- Task details
Look at each line of the records and count those with "plugin" in them. Please answer with the count alone.

- Exercise data
►

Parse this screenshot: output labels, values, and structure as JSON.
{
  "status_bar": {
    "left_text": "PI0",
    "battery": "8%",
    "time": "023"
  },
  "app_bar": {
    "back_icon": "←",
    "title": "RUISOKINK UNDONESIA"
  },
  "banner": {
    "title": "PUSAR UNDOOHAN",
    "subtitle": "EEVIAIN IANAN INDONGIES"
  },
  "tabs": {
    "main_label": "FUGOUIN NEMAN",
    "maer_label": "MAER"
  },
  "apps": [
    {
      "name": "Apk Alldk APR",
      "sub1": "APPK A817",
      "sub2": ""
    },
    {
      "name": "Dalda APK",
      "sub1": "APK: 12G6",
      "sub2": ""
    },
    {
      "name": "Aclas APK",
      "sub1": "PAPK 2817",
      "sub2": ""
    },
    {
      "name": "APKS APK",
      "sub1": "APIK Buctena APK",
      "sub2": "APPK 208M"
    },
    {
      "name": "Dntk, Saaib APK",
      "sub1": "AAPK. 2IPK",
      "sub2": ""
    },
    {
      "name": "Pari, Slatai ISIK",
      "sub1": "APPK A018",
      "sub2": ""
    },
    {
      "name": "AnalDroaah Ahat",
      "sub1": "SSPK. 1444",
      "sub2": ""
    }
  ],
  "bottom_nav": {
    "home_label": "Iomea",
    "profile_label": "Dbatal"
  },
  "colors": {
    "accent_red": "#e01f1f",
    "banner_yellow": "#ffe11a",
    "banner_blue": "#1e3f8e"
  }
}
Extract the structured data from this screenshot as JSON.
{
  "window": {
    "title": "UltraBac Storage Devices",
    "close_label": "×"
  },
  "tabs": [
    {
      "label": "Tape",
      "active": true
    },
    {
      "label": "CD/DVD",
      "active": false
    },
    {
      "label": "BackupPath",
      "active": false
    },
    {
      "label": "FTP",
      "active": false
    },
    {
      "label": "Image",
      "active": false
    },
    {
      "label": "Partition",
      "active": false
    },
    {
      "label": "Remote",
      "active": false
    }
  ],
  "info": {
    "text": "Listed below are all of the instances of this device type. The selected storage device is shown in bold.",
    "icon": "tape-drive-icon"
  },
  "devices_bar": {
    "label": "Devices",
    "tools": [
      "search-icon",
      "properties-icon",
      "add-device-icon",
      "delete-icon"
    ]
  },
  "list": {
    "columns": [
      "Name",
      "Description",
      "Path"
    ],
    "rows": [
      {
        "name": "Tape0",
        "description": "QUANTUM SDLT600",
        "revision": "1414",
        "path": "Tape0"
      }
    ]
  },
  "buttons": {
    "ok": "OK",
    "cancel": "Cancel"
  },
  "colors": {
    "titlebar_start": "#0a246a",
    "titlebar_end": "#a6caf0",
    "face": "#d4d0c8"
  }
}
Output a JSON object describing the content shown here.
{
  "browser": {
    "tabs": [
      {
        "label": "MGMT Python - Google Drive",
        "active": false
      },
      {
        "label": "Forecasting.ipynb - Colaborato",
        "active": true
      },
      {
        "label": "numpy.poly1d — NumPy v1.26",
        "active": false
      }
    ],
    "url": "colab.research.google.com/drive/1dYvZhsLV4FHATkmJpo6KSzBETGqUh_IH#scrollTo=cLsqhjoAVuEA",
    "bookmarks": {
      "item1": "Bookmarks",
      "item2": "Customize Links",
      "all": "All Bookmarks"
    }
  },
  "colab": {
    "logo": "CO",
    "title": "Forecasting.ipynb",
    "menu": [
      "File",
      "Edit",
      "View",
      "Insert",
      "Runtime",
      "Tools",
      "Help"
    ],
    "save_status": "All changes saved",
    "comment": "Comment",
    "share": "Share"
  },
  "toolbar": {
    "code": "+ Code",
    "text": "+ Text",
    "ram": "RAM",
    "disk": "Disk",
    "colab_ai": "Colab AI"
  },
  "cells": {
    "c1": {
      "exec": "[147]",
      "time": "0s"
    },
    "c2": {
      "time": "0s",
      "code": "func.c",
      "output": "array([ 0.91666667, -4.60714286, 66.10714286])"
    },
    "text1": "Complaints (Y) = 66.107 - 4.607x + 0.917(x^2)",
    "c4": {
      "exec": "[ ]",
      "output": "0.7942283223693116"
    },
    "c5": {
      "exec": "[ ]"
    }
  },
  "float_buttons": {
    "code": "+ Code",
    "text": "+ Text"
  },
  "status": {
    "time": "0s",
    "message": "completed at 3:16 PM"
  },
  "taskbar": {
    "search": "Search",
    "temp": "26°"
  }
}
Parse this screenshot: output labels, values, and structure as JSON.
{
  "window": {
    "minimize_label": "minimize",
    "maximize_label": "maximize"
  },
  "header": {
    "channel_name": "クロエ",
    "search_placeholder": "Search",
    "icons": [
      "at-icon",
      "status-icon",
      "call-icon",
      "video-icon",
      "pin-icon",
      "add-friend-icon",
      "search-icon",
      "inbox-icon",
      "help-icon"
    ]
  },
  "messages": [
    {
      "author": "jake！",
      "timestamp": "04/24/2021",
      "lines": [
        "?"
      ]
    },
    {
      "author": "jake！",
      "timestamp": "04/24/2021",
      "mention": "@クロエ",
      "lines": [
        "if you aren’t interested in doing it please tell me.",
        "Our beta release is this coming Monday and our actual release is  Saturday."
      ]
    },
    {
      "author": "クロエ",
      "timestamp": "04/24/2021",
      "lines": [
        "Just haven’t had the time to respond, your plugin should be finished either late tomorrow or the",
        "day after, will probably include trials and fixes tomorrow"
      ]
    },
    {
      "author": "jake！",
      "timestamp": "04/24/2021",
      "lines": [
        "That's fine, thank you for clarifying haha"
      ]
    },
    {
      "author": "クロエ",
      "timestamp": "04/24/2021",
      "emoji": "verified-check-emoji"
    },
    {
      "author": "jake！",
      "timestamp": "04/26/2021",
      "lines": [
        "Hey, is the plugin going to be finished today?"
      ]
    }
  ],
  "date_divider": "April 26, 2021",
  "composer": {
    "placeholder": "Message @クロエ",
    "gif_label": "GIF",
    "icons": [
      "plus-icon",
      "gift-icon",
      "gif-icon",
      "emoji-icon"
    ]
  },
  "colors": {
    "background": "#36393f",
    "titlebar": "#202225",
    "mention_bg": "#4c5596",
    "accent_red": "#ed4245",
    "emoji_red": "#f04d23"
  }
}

◄

- The reply
2